■ **Work to do**: Repeat the records exactly. Every line must match.

____

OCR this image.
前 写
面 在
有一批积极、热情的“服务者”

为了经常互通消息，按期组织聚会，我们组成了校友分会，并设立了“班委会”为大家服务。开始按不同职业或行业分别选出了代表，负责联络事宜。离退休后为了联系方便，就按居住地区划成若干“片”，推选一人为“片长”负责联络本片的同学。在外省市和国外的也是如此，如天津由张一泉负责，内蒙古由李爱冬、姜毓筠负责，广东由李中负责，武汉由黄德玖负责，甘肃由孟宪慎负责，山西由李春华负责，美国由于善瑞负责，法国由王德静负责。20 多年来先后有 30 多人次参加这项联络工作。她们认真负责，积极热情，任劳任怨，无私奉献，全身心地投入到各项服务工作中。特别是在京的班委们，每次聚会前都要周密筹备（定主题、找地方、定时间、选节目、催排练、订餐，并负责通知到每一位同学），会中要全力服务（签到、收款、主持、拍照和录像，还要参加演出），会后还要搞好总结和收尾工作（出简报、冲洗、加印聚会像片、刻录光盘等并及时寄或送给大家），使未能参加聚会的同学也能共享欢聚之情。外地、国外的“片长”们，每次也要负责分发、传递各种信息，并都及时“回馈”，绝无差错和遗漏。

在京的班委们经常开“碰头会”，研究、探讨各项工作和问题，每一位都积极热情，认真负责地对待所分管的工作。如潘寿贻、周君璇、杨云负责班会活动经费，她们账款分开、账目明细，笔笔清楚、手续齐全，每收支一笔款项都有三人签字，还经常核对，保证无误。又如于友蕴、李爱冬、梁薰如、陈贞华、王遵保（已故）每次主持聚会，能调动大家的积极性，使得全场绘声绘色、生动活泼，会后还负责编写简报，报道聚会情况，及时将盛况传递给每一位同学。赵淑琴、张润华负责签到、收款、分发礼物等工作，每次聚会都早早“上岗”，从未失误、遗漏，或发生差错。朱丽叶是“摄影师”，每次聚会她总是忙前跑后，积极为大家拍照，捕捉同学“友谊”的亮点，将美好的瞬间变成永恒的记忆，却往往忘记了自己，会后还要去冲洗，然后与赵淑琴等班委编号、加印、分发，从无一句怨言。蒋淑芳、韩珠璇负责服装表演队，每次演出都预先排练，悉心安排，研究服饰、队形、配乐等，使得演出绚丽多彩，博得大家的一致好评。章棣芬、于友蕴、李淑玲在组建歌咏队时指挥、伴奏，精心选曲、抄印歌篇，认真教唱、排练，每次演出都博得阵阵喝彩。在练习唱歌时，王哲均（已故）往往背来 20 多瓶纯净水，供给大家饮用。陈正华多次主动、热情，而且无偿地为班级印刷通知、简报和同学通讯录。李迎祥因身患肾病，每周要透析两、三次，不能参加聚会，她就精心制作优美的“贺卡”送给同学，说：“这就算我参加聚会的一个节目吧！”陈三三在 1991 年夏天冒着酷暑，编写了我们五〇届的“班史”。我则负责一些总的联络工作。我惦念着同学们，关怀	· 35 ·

____

■ **Response for this exercise**:
OCR this image.
前 写
面 在
有一批积极、热情的“服务者”

为了经常互通消息，按期组织聚会，我们组成了校友分会，并设立了“班委会”为大家服务。开始按不同职业或行业分别选出了代表，负责联络事宜。离退休后为了联系方便，就按居住地区划成若干“片”，推选一人为“片长”负责联络本片的同学。在外省市和国外的也是如此，如天津由张一泉负责，内蒙古由李爱冬、姜毓筠负责，广东由李中负责，武汉由黄德玖负责，甘肃由孟宪慎负责，山西由李春华负责，美国由于善瑞负责，法国由王德静负责。20 多年来先后有 30 多人次参加这项联络工作。她们认真负责，积极热情，任劳任怨，无私奉献，全身心地投入到各项服务工作中。特别是在京的班委们，每次聚会前都要周密筹备（定主题、找地方、定时间、选节目、催排练、订餐，并负责通知到每一位同学），会中要全力服务（签到、收款、主持、拍照和录像，还要参加演出），会后还要搞好总结和收尾工作（出简报、冲洗、加印聚会像片、刻录光盘等并及时寄或送给大家），使未能参加聚会的同学也能共享欢聚之情。外地、国外的“片长”们，每次也要负责分发、传递各种信息，并都及时“回馈”，绝无差错和遗漏。

在京的班委们经常开“碰头会”，研究、探讨各项工作和问题，每一位都积极热情，认真负责地对待所分管的工作。如潘寿贻、周君璇、杨云负责班会活动经费，她们账款分开、账目明细，笔笔清楚、手续齐全，每收支一笔款项都有三人签字，还经常核对，保证无误。又如于友蕴、李爱冬、梁薰如、陈贞华、王遵保（已故）每次主持聚会，能调动大家的积极性，使得全场绘声绘色、生动活泼，会后还负责编写简报，报道聚会情况，及时将盛况传递给每一位同学。赵淑琴、张润华负责签到、收款、分发礼物等工作，每次聚会都早早“上岗”，从未失误、遗漏，或发生差错。朱丽叶是“摄影师”，每次聚会她总是忙前跑后，积极为大家拍照，捕捉同学“友谊”的亮点，将美好的瞬间变成永恒的记忆，却往往忘记了自己，会后还要去冲洗，然后与赵淑琴等班委编号、加印、分发，从无一句怨言。蒋淑芳、韩珠璇负责服装表演队，每次演出都预先排练，悉心安排，研究服饰、队形、配乐等，使得演出绚丽多彩，博得大家的一致好评。章棣芬、于友蕴、李淑玲在组建歌咏队时指挥、伴奏，精心选曲、抄印歌篇，认真教唱、排练，每次演出都博得阵阵喝彩。在练习唱歌时，王哲均（已故）往往背来 20 多瓶纯净水，供给大家饮用。陈正华多次主动、热情，而且无偿地为班级印刷通知、简报和同学通讯录。李迎祥因身患肾病，每周要透析两、三次，不能参加聚会，她就精心制作优美的“贺卡”送给同学，说：“这就算我参加聚会的一个节目吧！”陈三三在 1991 年夏天冒着酷暑，编写了我们五〇届的“班史”。我则负责一些总的联络工作。我惦念着同学们，关怀	· 35 ·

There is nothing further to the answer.